-- START DATA FOR PROCESSING --

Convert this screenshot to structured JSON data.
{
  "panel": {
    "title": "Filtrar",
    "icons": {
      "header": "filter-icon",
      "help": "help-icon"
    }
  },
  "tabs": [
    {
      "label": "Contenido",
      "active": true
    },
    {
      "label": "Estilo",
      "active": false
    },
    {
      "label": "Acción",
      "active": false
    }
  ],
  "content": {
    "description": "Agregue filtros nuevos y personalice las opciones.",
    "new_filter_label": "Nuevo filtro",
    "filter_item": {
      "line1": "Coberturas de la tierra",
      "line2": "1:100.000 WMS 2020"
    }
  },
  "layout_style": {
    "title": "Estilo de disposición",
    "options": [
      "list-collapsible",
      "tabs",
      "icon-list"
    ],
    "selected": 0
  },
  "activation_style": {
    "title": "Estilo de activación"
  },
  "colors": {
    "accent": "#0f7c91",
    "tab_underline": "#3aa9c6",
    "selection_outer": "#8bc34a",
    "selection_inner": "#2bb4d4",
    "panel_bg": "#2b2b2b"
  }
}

-- END DATA FOR PROCESSING --

▶ **GIVEN REQUEST**
Each line with the string "Estilo" in it needs to be found and copied.

▶ **ANSWER TO THIS PROBLEM**
      "label": "Estilo",
    "title": "Estilo de disposición",
    "title": "Estilo de activación"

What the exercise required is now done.